A block of data
▬▬▬▬▬▬
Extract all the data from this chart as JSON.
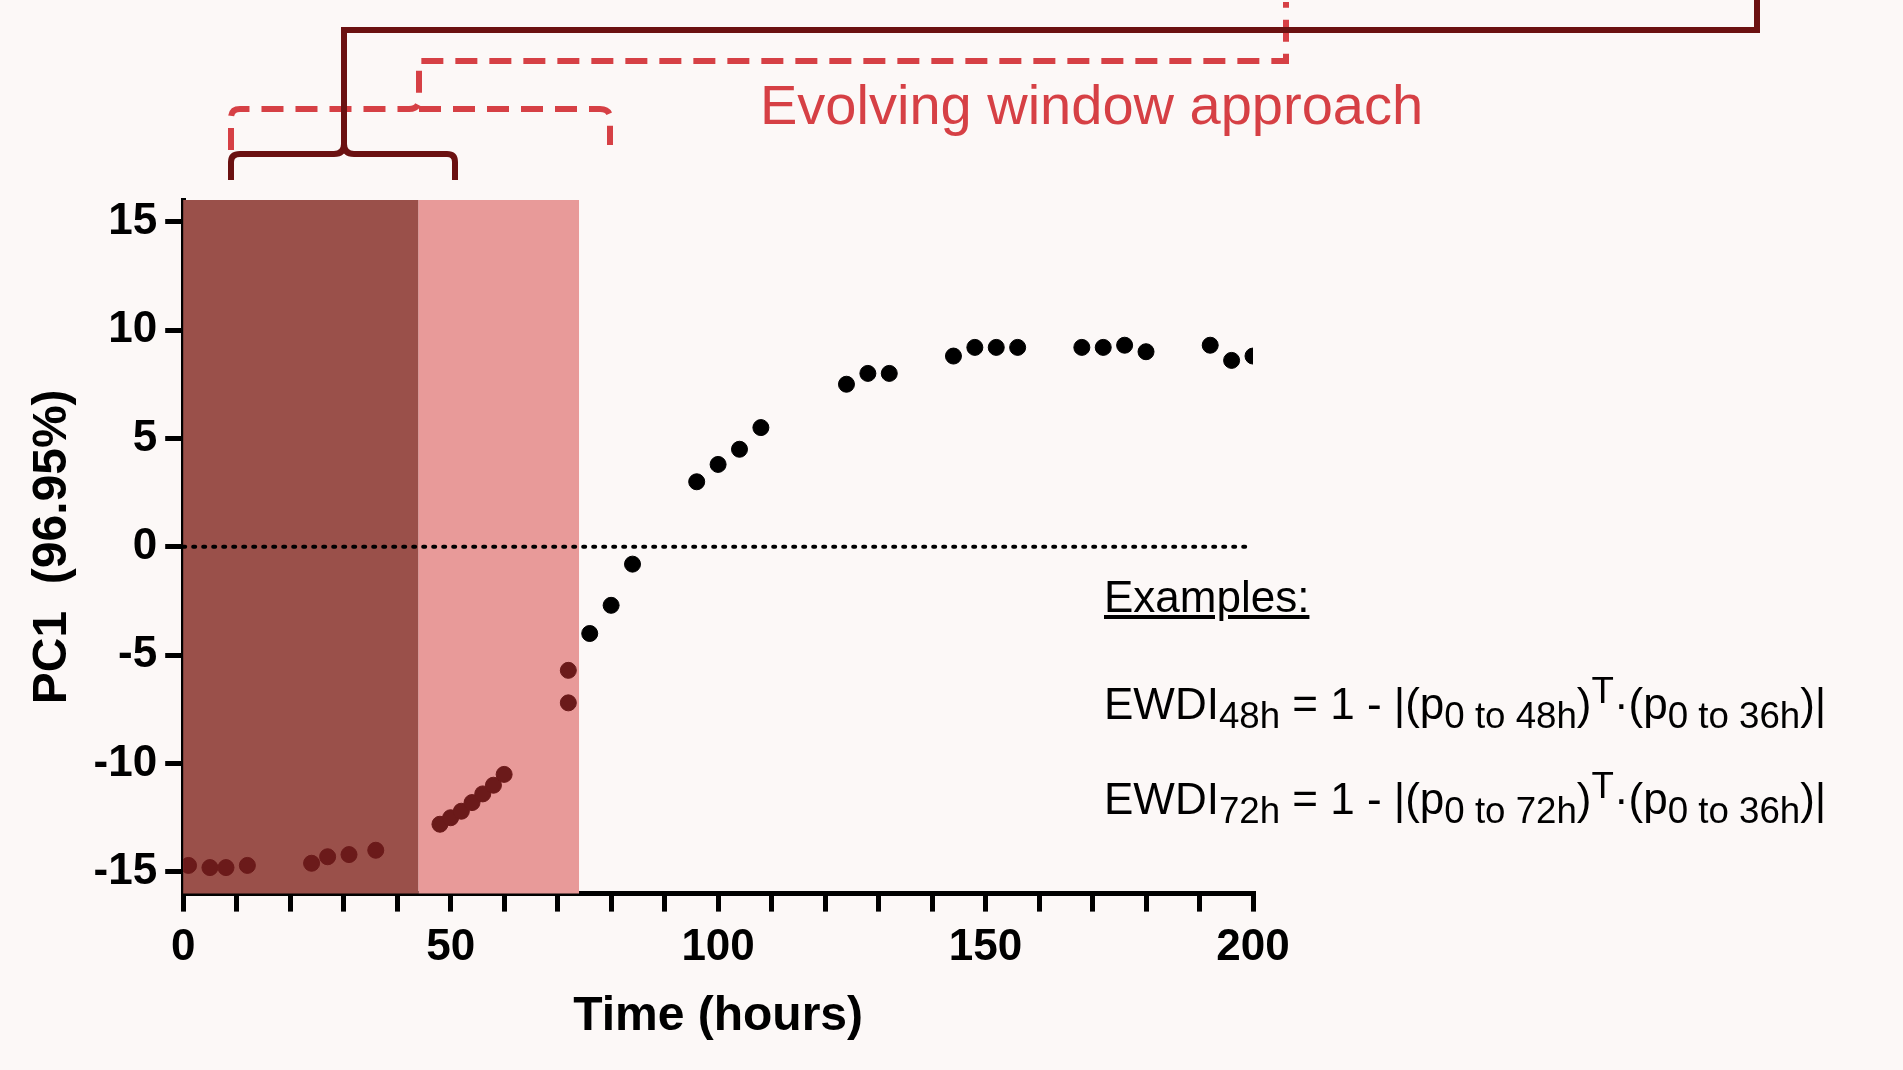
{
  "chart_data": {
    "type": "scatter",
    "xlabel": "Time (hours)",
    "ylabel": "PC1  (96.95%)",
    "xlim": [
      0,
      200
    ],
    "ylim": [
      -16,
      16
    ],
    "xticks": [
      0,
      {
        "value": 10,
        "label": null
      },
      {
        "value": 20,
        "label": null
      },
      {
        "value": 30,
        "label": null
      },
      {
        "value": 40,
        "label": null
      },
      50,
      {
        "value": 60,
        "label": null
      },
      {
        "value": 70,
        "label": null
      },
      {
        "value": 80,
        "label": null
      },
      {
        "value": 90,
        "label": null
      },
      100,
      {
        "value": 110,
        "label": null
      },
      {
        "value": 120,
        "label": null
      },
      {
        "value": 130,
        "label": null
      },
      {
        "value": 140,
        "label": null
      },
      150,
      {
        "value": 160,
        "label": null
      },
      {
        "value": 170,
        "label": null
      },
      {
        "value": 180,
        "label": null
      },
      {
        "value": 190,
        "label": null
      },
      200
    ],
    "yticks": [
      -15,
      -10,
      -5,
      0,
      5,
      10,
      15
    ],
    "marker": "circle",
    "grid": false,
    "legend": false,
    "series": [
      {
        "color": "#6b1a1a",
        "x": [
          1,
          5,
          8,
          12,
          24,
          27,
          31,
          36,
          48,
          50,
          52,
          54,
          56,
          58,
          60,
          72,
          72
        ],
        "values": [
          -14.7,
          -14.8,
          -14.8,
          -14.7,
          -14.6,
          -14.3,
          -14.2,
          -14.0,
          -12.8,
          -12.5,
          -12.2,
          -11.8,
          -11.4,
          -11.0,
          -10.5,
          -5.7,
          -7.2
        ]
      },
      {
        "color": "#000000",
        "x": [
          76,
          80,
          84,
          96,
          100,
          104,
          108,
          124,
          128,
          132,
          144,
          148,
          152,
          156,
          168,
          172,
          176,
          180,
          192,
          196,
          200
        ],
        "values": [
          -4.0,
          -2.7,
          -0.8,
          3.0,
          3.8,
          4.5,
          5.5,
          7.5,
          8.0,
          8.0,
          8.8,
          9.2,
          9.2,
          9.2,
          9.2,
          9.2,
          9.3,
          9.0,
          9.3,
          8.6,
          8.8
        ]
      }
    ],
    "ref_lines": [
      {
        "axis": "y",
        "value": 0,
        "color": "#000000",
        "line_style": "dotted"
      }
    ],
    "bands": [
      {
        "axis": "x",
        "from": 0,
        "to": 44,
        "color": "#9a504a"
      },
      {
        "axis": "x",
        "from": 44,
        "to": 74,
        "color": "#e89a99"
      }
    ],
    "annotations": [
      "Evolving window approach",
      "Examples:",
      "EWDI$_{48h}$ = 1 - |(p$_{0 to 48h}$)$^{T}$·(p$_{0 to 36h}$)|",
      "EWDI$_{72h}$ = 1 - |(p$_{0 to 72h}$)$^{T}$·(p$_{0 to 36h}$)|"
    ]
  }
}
▬▬▬▬▬▬
Write out the material above once more, exactly as it reads, with no pictures.

[TASK OUTPUT]:
Extract all the data from this chart as JSON.
{
  "chart_data": {
    "type": "scatter",
    "xlabel": "Time (hours)",
    "ylabel": "PC1  (96.95%)",
    "xlim": [
      0,
      200
    ],
    "ylim": [
      -16,
      16
    ],
    "xticks": [
      0,
      {
        "value": 10,
        "label": null
      },
      {
        "value": 20,
        "label": null
      },
      {
        "value": 30,
        "label": null
      },
      {
        "value": 40,
        "label": null
      },
      50,
      {
        "value": 60,
        "label": null
      },
      {
        "value": 70,
        "label": null
      },
      {
        "value": 80,
        "label": null
      },
      {
        "value": 90,
        "label": null
      },
      100,
      {
        "value": 110,
        "label": null
      },
      {
        "value": 120,
        "label": null
      },
      {
        "value": 130,
        "label": null
      },
      {
        "value": 140,
        "label": null
      },
      150,
      {
        "value": 160,
        "label": null
      },
      {
        "value": 170,
        "label": null
      },
      {
        "value": 180,
        "label": null
      },
      {
        "value": 190,
        "label": null
      },
      200
    ],
    "yticks": [
      -15,
      -10,
      -5,
      0,
      5,
      10,
      15
    ],
    "marker": "circle",
    "grid": false,
    "legend": false,
    "series": [
      {
        "color": "#6b1a1a",
        "x": [
          1,
          5,
          8,
          12,
          24,
          27,
          31,
          36,
          48,
          50,
          52,
          54,
          56,
          58,
          60,
          72,
          72
        ],
        "values": [
          -14.7,
          -14.8,
          -14.8,
          -14.7,
          -14.6,
          -14.3,
          -14.2,
          -14.0,
          -12.8,
          -12.5,
          -12.2,
          -11.8,
          -11.4,
          -11.0,
          -10.5,
          -5.7,
          -7.2
        ]
      },
      {
        "color": "#000000",
        "x": [
          76,
          80,
          84,
          96,
          100,
          104,
          108,
          124,
          128,
          132,
          144,
          148,
          152,
          156,
          168,
          172,
          176,
          180,
          192,
          196,
          200
        ],
        "values": [
          -4.0,
          -2.7,
          -0.8,
          3.0,
          3.8,
          4.5,
          5.5,
          7.5,
          8.0,
          8.0,
          8.8,
          9.2,
          9.2,
          9.2,
          9.2,
          9.2,
          9.3,
          9.0,
          9.3,
          8.6,
          8.8
        ]
      }
    ],
    "ref_lines": [
      {
        "axis": "y",
        "value": 0,
        "color": "#000000",
        "line_style": "dotted"
      }
    ],
    "bands": [
      {
        "axis": "x",
        "from": 0,
        "to": 44,
        "color": "#9a504a"
      },
      {
        "axis": "x",
        "from": 44,
        "to": 74,
        "color": "#e89a99"
      }
    ],
    "annotations": [
      "Evolving window approach",
      "Examples:",
      "EWDI$_{48h}$ = 1 - |(p$_{0 to 48h}$)$^{T}$·(p$_{0 to 36h}$)|",
      "EWDI$_{72h}$ = 1 - |(p$_{0 to 72h}$)$^{T}$·(p$_{0 to 36h}$)|"
    ]
  }
}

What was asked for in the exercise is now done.